— Records for this exercise —
· · · · · · ·

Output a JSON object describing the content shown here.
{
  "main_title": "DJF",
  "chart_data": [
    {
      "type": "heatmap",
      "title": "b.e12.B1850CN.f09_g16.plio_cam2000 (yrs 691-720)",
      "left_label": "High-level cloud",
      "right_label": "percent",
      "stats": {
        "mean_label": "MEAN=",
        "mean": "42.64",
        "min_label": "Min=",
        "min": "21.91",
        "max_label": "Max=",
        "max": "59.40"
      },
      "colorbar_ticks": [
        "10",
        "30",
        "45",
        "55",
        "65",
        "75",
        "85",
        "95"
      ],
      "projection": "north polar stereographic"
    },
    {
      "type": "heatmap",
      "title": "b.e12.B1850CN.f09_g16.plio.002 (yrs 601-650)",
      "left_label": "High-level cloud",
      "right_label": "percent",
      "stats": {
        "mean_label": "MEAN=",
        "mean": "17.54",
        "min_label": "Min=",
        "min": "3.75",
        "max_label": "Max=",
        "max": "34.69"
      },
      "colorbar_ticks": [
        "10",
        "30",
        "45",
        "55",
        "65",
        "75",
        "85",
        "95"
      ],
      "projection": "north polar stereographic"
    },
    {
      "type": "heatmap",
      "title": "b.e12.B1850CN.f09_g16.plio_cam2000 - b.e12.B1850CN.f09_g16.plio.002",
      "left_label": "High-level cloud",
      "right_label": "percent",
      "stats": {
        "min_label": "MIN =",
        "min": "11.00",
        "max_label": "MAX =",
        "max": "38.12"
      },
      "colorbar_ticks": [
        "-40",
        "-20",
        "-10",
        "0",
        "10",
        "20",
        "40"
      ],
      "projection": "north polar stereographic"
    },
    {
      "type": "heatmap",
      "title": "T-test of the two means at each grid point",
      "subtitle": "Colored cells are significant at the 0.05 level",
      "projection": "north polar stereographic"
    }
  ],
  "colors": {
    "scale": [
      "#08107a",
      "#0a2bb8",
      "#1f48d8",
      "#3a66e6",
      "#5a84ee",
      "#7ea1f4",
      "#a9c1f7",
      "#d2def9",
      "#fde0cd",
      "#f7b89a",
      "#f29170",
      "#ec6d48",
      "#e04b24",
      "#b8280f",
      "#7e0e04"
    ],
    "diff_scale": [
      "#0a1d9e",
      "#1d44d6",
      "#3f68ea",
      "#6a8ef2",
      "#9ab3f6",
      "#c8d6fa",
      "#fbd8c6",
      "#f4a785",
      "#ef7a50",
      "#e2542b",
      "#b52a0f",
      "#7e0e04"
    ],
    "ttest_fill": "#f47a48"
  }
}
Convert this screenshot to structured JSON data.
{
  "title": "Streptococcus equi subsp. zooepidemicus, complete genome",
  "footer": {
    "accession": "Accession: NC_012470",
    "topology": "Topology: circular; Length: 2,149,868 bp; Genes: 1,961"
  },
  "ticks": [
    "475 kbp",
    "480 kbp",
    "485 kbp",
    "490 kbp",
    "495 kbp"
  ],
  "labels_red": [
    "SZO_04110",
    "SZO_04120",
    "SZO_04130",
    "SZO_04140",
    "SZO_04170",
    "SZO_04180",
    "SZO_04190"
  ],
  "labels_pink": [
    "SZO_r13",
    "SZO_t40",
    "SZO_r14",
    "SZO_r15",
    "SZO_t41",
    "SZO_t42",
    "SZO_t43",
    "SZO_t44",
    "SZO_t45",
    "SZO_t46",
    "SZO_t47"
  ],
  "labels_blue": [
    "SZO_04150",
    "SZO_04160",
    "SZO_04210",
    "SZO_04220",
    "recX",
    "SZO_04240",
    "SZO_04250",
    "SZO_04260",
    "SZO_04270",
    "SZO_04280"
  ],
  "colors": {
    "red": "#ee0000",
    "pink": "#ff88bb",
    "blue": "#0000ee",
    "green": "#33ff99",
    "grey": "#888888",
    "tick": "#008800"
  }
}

· · · · · · ·

— Task item —
A single number is the whole answer: how many lines in the data above hold the string "JSON".

— Response —
2